-- START OF DATASET ROWS --
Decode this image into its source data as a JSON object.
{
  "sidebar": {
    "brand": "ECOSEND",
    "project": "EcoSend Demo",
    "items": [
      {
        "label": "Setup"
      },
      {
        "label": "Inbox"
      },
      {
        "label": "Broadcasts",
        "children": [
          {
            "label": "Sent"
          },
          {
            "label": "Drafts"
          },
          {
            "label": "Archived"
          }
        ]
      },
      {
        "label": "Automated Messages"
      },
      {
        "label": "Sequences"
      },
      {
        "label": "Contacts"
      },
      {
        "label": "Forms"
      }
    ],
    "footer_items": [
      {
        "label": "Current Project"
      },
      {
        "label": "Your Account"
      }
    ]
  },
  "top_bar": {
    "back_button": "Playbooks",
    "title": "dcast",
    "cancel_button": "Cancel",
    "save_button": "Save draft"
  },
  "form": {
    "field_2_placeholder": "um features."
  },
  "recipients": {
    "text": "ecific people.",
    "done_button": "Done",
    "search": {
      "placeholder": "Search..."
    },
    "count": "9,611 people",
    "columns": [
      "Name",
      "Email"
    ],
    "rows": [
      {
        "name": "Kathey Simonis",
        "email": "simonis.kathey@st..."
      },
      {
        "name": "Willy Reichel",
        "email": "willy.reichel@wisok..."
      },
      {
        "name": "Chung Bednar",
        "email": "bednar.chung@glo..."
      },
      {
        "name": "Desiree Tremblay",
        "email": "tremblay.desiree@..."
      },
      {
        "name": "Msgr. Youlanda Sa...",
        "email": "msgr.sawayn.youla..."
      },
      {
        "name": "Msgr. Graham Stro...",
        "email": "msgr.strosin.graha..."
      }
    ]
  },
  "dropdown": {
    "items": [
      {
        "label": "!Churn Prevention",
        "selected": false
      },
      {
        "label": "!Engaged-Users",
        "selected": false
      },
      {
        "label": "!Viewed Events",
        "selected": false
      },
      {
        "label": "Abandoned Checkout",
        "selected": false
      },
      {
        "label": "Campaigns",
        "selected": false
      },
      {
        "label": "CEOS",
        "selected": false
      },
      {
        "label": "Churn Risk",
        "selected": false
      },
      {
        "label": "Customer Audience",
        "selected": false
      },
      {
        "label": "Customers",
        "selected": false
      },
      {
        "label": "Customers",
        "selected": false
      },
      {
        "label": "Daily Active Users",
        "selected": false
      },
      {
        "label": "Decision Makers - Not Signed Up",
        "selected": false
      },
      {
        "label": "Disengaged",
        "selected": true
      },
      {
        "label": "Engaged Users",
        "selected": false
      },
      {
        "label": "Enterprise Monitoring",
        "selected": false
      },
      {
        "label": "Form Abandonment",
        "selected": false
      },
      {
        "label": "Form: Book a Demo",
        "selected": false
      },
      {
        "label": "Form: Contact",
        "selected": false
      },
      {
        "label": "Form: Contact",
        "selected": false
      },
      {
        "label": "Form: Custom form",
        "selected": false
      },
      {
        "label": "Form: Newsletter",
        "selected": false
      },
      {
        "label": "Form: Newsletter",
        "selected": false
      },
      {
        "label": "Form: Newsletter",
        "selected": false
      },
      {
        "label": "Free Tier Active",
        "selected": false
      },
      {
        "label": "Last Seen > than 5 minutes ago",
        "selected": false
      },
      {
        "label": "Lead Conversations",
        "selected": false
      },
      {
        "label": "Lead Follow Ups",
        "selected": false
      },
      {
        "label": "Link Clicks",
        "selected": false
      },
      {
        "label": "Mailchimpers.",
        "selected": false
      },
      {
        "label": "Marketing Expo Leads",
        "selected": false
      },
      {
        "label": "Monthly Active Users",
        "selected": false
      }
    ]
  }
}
-- END OF DATASET ROWS --
### EXERCISE BRIEF
Report how many lines include the word "people". Give nothing but the number.

### WORKED SOLUTION
2